**Exercise instructions:**
Find every line with the word "questions". Copy those lines.

* * * *

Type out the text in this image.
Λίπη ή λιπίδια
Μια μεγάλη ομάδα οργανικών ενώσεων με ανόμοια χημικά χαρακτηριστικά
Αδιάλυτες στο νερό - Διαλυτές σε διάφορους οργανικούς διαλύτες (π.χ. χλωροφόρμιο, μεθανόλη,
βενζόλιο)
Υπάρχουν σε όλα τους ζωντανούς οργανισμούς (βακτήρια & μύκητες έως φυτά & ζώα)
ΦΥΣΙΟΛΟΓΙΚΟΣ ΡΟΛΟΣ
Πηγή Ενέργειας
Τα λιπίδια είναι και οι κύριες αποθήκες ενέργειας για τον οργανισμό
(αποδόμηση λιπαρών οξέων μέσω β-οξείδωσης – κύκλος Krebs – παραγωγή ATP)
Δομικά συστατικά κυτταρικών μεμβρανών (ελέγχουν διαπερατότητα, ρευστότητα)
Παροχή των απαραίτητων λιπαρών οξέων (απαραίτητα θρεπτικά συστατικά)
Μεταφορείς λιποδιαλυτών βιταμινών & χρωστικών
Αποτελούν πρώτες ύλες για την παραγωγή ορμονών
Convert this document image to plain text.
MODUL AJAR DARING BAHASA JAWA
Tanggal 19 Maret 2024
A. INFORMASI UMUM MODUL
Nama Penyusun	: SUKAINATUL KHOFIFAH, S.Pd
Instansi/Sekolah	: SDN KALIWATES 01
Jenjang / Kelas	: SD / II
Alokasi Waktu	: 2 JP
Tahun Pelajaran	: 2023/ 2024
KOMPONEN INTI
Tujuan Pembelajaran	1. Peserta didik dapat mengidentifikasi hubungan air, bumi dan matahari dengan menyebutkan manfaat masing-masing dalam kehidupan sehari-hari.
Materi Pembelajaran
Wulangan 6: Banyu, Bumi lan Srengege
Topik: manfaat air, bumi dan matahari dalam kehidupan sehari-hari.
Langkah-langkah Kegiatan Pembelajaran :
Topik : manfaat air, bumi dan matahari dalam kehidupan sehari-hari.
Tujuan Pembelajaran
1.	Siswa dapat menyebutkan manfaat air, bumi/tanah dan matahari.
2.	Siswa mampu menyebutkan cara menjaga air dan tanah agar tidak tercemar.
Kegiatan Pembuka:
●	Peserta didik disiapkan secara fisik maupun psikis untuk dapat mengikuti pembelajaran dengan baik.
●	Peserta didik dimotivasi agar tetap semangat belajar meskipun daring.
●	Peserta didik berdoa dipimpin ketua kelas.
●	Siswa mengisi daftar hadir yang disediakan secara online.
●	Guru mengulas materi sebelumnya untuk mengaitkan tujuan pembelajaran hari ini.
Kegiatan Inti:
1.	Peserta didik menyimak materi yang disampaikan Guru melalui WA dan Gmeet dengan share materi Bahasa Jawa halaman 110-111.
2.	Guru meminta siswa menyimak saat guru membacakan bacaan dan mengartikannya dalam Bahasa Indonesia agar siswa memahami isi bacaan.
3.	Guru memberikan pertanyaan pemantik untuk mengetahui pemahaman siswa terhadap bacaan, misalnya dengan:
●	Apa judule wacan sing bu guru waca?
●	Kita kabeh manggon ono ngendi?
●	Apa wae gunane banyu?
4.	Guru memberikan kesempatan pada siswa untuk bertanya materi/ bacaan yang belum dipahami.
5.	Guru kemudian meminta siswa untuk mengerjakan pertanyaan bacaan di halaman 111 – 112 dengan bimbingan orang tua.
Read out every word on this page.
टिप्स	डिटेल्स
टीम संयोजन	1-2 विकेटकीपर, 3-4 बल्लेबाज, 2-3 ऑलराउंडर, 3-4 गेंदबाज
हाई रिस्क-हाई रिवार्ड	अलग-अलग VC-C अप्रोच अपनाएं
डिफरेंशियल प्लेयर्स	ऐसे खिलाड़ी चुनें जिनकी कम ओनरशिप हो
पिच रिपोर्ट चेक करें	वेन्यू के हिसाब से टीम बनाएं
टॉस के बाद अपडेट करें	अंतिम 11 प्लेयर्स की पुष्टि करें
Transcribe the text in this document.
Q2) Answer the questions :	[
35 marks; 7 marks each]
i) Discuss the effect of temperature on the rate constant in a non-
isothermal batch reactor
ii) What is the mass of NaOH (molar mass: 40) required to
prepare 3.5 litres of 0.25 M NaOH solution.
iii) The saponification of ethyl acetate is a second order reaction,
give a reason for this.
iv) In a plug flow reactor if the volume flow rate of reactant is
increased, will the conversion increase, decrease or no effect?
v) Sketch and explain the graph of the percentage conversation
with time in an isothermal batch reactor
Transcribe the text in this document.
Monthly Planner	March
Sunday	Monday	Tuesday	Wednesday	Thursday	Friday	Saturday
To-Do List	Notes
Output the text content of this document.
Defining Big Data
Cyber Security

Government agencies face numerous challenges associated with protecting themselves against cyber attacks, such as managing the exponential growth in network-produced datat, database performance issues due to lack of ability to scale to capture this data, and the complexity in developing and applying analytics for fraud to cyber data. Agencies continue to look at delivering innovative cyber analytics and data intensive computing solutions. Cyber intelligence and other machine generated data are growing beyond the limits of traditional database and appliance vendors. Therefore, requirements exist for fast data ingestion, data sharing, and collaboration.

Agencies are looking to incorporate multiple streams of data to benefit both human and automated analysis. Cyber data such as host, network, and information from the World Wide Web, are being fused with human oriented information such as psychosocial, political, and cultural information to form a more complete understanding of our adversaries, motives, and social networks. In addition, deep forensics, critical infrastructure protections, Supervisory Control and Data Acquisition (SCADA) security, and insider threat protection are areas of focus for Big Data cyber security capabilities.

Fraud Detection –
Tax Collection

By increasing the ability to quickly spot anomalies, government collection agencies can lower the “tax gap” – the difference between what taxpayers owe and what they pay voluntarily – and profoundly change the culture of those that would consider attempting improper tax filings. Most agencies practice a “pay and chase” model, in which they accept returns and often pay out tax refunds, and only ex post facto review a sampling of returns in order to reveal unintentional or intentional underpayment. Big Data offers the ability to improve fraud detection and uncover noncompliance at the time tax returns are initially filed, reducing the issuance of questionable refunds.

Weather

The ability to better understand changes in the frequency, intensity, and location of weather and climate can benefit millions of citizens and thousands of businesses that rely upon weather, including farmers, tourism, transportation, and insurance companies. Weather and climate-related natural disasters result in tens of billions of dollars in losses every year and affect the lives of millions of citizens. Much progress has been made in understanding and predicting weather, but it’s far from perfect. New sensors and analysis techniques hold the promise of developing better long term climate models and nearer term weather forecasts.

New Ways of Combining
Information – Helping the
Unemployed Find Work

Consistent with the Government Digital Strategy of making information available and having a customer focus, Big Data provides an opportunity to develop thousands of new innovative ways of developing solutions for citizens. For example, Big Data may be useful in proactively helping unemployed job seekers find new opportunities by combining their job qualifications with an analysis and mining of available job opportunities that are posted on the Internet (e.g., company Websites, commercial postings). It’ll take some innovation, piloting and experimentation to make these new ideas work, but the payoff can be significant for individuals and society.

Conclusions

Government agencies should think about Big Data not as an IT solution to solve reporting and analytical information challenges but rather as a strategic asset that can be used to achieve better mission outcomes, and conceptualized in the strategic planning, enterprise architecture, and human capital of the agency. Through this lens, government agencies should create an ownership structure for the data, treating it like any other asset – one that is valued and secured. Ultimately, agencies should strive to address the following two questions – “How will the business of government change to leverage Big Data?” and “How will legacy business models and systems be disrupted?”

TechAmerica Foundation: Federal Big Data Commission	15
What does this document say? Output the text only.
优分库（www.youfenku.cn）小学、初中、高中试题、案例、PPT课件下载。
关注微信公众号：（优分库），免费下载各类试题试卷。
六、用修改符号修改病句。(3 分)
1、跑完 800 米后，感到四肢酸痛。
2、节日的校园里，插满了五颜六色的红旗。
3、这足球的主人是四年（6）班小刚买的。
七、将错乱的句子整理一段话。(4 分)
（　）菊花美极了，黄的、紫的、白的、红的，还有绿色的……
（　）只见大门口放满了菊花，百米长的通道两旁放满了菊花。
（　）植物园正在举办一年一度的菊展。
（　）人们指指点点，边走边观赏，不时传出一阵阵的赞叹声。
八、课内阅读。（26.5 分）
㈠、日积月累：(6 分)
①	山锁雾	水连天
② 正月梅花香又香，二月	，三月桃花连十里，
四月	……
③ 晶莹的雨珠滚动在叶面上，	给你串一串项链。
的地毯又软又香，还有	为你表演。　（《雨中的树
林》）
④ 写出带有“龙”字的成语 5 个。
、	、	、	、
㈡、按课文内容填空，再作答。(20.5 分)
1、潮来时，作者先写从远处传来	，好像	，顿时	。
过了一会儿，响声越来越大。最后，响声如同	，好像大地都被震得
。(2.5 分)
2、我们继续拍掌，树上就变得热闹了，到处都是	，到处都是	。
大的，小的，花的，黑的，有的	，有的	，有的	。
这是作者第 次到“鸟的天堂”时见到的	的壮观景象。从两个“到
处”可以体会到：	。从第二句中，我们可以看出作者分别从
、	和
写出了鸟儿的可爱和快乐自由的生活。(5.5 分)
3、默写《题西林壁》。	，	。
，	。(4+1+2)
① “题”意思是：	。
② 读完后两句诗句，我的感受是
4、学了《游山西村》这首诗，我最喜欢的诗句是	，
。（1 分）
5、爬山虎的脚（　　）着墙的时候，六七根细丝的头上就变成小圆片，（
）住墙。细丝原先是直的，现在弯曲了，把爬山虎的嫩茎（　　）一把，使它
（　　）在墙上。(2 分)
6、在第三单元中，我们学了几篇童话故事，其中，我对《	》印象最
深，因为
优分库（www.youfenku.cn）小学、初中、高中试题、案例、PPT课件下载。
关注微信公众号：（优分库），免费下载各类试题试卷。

* * * *

**Written answer:**
Q2) Answer the questions :	[
Government agencies should think about Big Data not as an IT solution to solve reporting and analytical information challenges but rather as a strategic asset that can be used to achieve better mission outcomes, and conceptualized in the strategic planning, enterprise architecture, and human capital of the agency. Through this lens, government agencies should create an ownership structure for the data, treating it like any other asset – one that is valued and secured. Ultimately, agencies should strive to address the following two questions – “How will the business of government change to leverage Big Data?” and “How will legacy business models and systems be disrupted?”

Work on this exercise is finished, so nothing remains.